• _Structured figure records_
════════

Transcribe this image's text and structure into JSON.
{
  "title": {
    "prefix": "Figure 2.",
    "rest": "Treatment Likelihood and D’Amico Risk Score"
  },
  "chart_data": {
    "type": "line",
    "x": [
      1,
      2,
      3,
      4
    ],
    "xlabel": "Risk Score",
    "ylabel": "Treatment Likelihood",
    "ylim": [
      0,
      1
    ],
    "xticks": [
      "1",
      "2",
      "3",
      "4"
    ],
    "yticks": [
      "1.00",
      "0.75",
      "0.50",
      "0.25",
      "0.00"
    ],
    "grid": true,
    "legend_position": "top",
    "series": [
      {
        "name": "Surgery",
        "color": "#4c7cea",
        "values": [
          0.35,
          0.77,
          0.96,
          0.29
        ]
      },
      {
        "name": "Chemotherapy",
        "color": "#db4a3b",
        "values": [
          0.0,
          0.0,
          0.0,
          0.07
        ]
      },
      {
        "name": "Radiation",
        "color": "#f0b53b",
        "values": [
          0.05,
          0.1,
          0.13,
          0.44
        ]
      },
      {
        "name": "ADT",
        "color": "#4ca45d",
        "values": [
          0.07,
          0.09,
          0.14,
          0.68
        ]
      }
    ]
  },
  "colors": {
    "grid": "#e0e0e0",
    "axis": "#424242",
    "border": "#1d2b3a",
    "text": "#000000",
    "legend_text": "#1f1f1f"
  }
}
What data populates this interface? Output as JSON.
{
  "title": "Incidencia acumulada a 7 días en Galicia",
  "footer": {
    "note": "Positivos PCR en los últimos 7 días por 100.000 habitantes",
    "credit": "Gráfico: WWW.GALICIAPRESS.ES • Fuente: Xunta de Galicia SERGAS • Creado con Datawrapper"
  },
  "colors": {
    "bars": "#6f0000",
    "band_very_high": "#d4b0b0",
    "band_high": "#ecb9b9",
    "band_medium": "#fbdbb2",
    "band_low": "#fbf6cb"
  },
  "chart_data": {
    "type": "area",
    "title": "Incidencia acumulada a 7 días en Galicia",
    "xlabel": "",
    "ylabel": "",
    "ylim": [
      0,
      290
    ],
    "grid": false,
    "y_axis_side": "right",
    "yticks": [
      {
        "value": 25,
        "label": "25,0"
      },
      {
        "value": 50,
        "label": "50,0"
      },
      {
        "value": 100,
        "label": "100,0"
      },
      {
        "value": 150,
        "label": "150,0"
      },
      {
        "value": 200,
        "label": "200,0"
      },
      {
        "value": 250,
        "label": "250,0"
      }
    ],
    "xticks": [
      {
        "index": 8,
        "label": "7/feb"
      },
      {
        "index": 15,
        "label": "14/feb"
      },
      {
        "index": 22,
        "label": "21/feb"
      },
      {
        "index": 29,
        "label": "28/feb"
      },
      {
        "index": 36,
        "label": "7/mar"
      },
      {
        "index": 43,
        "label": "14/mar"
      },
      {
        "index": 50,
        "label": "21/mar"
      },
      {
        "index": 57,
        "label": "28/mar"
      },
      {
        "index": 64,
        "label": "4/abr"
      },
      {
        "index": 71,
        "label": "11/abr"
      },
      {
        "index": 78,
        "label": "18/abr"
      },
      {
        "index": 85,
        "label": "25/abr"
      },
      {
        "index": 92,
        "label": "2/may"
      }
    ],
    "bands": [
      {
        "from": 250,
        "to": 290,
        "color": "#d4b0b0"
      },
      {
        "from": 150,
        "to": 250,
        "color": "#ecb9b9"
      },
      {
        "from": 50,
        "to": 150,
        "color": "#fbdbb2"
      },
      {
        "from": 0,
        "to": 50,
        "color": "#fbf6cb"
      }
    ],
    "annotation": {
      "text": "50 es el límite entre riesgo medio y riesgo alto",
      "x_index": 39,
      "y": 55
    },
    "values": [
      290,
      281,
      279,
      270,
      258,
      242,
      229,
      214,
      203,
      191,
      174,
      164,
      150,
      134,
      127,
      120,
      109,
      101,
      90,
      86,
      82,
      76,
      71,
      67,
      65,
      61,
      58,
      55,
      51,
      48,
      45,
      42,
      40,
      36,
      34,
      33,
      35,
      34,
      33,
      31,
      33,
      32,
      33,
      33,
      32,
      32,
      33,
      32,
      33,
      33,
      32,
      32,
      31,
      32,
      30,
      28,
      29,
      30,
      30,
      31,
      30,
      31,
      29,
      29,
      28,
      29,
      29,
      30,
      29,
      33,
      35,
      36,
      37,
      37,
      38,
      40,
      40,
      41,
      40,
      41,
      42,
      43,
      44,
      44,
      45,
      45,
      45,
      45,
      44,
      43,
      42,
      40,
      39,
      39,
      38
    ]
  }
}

════════

• _WHAT IS ASKED_
Return the listing above word for word.

• _RESPONSE TO THIS EXERCISE_
Transcribe this image's text and structure into JSON.
{
  "title": {
    "prefix": "Figure 2.",
    "rest": "Treatment Likelihood and D’Amico Risk Score"
  },
  "chart_data": {
    "type": "line",
    "x": [
      1,
      2,
      3,
      4
    ],
    "xlabel": "Risk Score",
    "ylabel": "Treatment Likelihood",
    "ylim": [
      0,
      1
    ],
    "xticks": [
      "1",
      "2",
      "3",
      "4"
    ],
    "yticks": [
      "1.00",
      "0.75",
      "0.50",
      "0.25",
      "0.00"
    ],
    "grid": true,
    "legend_position": "top",
    "series": [
      {
        "name": "Surgery",
        "color": "#4c7cea",
        "values": [
          0.35,
          0.77,
          0.96,
          0.29
        ]
      },
      {
        "name": "Chemotherapy",
        "color": "#db4a3b",
        "values": [
          0.0,
          0.0,
          0.0,
          0.07
        ]
      },
      {
        "name": "Radiation",
        "color": "#f0b53b",
        "values": [
          0.05,
          0.1,
          0.13,
          0.44
        ]
      },
      {
        "name": "ADT",
        "color": "#4ca45d",
        "values": [
          0.07,
          0.09,
          0.14,
          0.68
        ]
      }
    ]
  },
  "colors": {
    "grid": "#e0e0e0",
    "axis": "#424242",
    "border": "#1d2b3a",
    "text": "#000000",
    "legend_text": "#1f1f1f"
  }
}
What data populates this interface? Output as JSON.
{
  "title": "Incidencia acumulada a 7 días en Galicia",
  "footer": {
    "note": "Positivos PCR en los últimos 7 días por 100.000 habitantes",
    "credit": "Gráfico: WWW.GALICIAPRESS.ES • Fuente: Xunta de Galicia SERGAS • Creado con Datawrapper"
  },
  "colors": {
    "bars": "#6f0000",
    "band_very_high": "#d4b0b0",
    "band_high": "#ecb9b9",
    "band_medium": "#fbdbb2",
    "band_low": "#fbf6cb"
  },
  "chart_data": {
    "type": "area",
    "title": "Incidencia acumulada a 7 días en Galicia",
    "xlabel": "",
    "ylabel": "",
    "ylim": [
      0,
      290
    ],
    "grid": false,
    "y_axis_side": "right",
    "yticks": [
      {
        "value": 25,
        "label": "25,0"
      },
      {
        "value": 50,
        "label": "50,0"
      },
      {
        "value": 100,
        "label": "100,0"
      },
      {
        "value": 150,
        "label": "150,0"
      },
      {
        "value": 200,
        "label": "200,0"
      },
      {
        "value": 250,
        "label": "250,0"
      }
    ],
    "xticks": [
      {
        "index": 8,
        "label": "7/feb"
      },
      {
        "index": 15,
        "label": "14/feb"
      },
      {
        "index": 22,
        "label": "21/feb"
      },
      {
        "index": 29,
        "label": "28/feb"
      },
      {
        "index": 36,
        "label": "7/mar"
      },
      {
        "index": 43,
        "label": "14/mar"
      },
      {
        "index": 50,
        "label": "21/mar"
      },
      {
        "index": 57,
        "label": "28/mar"
      },
      {
        "index": 64,
        "label": "4/abr"
      },
      {
        "index": 71,
        "label": "11/abr"
      },
      {
        "index": 78,
        "label": "18/abr"
      },
      {
        "index": 85,
        "label": "25/abr"
      },
      {
        "index": 92,
        "label": "2/may"
      }
    ],
    "bands": [
      {
        "from": 250,
        "to": 290,
        "color": "#d4b0b0"
      },
      {
        "from": 150,
        "to": 250,
        "color": "#ecb9b9"
      },
      {
        "from": 50,
        "to": 150,
        "color": "#fbdbb2"
      },
      {
        "from": 0,
        "to": 50,
        "color": "#fbf6cb"
      }
    ],
    "annotation": {
      "text": "50 es el límite entre riesgo medio y riesgo alto",
      "x_index": 39,
      "y": 55
    },
    "values": [
      290,
      281,
      279,
      270,
      258,
      242,
      229,
      214,
      203,
      191,
      174,
      164,
      150,
      134,
      127,
      120,
      109,
      101,
      90,
      86,
      82,
      76,
      71,
      67,
      65,
      61,
      58,
      55,
      51,
      48,
      45,
      42,
      40,
      36,
      34,
      33,
      35,
      34,
      33,
      31,
      33,
      32,
      33,
      33,
      32,
      32,
      33,
      32,
      33,
      33,
      32,
      32,
      31,
      32,
      30,
      28,
      29,
      30,
      30,
      31,
      30,
      31,
      29,
      29,
      28,
      29,
      29,
      30,
      29,
      33,
      35,
      36,
      37,
      37,
      38,
      40,
      40,
      41,
      40,
      41,
      42,
      43,
      44,
      44,
      45,
      45,
      45,
      45,
      44,
      43,
      42,
      40,
      39,
      39,
      38
    ]
  }
}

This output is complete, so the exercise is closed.